■ Document section:
A new cinematographer, Donald M. Morgan, replaces Dean Cundey. Morgan had worked with Carpenter on the television movie Elvis and would also shoot his next film, Starman, before Cundey returned once more for Big Trouble in Little China. Although Morgan doesn’t have the absolute mastery of composition Cundey has, Christine still looks superb. The camera fetishizes its title subject with the widescreen lens; sleek 1950s cars were made to fill up the frame of a Panavision camera. The attack scenes at night make wonderful use of inky darkness and lens flares from the headlights slashing from one side of the frame to the other.
Christine has one of the best blended musical soundtracks of the decade, weaving an original score with pop songs that serve as dramatic devices rather than gimmicks to sell an album. Christine’s radio only plays 1950s rock and pop, which becomes her voice, a sort of stalker’s mixtape. She taunts Dennis trying to open her doors with Little Richard’s cover of “Keep A-Knockin’”; crushes Darnell while singing about “Bony Maronie” (“She’s as skinny as a stick of Macaroni”); romantically croons to Arnie how she’s “Pledging My Love”; and defiantly chants “Rock and Roll Is Here to Stay” as she tries to regenerate under the treads of a bulldozer. Most powerful is Christine’s anthem of possession, “We Belong Together” by Robert & Johnny, played as she tries to choke Leigh to death: “You’re mine, you belong to me … you belong to only me … from now until eternity.” The songs also create a neat jump from the prologue in 1957 to the main action in 1978 by switching from Buddy Holly’s “Not Fade Away” to Tanya Tucker’s country-rock cover version. The original electronic score from Carpenter and Alan Howarth is slow and somber, painting Arnie’s obsession, until it kicks into the one the most rockin’ pieces of the Carpenter/Howarth canon, “Christine Attacks (Plymouth Fury).” It’s an underrated soundtrack in the Carpenter music library. (Carpenter this week released a Christine music video to promote his upcoming Anthology album. Fun, but I’m not fond of the new arrangement. Needs more Howarth.)

(Element position data)

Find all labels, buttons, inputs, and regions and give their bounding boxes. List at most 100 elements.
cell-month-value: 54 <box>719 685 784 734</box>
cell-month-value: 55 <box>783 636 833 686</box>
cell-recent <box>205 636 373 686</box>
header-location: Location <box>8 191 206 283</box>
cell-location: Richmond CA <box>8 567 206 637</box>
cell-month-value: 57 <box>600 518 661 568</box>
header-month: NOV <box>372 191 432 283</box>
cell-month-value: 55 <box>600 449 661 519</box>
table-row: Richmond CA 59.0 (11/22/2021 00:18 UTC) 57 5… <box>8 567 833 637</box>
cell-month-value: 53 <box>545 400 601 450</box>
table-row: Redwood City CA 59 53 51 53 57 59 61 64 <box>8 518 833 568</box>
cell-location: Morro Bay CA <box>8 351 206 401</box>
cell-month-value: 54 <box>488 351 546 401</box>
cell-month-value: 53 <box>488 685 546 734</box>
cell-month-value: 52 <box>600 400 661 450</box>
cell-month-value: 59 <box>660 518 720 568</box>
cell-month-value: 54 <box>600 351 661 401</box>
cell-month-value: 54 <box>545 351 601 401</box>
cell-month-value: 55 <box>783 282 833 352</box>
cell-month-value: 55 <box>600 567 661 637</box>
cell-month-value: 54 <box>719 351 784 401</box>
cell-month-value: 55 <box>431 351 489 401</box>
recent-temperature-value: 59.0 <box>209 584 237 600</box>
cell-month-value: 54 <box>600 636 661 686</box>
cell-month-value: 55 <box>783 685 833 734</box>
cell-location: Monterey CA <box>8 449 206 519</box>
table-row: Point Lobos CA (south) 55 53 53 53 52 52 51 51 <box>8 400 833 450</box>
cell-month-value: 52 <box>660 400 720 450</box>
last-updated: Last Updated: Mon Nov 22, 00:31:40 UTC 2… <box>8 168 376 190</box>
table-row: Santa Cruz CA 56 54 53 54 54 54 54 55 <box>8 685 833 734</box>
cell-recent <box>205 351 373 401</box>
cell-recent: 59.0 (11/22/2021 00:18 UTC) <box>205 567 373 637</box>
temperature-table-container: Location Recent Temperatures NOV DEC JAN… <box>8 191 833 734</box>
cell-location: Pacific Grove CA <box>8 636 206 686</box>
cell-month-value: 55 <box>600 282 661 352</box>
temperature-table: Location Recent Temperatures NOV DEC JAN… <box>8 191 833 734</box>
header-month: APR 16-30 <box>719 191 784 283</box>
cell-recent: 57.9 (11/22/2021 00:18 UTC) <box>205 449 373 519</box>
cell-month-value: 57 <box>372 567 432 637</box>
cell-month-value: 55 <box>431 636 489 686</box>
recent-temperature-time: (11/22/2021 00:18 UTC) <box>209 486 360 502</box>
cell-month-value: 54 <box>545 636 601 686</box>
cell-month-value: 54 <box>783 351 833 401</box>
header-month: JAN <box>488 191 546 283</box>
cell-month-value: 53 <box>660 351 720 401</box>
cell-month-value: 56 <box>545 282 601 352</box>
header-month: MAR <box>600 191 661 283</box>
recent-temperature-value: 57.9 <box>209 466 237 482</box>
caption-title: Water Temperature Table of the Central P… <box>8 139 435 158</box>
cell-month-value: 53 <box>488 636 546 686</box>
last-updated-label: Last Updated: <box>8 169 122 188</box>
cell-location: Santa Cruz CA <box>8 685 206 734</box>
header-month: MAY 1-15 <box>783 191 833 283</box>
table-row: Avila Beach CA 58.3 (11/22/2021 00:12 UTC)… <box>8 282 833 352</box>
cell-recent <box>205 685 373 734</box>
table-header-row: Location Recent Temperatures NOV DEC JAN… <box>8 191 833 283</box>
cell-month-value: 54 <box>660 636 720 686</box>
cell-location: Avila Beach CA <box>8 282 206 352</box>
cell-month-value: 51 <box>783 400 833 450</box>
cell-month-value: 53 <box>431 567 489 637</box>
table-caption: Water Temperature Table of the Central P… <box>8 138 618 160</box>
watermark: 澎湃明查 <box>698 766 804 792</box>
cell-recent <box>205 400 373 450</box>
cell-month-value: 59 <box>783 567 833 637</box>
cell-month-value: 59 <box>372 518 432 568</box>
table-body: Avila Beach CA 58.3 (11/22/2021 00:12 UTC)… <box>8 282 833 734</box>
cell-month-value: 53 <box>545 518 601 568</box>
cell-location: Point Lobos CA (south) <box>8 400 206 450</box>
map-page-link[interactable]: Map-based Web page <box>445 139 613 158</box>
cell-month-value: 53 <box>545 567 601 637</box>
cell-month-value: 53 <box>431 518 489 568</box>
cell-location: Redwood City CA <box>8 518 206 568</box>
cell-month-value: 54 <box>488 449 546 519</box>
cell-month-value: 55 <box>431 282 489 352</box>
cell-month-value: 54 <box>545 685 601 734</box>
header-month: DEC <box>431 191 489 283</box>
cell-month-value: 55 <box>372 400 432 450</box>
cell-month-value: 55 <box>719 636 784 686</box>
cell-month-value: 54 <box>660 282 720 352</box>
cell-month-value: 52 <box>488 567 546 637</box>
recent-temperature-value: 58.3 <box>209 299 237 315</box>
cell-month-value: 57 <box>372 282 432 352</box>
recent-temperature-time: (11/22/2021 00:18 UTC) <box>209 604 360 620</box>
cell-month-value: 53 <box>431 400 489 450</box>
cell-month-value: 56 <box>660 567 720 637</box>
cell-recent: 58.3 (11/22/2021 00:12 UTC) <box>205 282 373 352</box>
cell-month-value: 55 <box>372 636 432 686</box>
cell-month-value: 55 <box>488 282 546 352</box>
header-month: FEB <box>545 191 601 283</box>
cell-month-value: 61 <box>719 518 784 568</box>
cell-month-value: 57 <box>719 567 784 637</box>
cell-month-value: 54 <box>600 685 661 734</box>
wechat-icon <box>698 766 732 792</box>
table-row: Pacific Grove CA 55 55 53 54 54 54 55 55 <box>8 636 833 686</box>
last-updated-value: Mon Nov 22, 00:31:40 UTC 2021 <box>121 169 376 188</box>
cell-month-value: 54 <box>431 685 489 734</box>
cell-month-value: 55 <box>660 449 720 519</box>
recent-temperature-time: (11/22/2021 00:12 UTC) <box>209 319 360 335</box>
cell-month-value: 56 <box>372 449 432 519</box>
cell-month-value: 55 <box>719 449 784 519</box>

■ Written tasks:
- 1) Reproduce the part of the Christine review that runs from "A new cinematographer, Donald" down to "to the other.".
- 2) Name every film or television movie the Christine review mentions besides Christine itself.

■ Responses for each task:
- 1)
A new cinematographer, Donald M. Morgan, replaces Dean Cundey. Morgan had worked with Carpenter on the television movie Elvis and would also shoot his next film, Starman, before Cundey returned once more for Big Trouble in Little China. Although Morgan doesn’t have the absolute mastery of composition Cundey has, Christine still looks superb. The camera fetishizes its title subject with the widescreen lens; sleek 1950s cars were made to fill up the frame of a Panavision camera. The attack scenes at night make wonderful use of inky darkness and lens flares from the headlights slashing from one side of the frame to the other.

- 2) Elvis, Starman, Big Trouble in Little China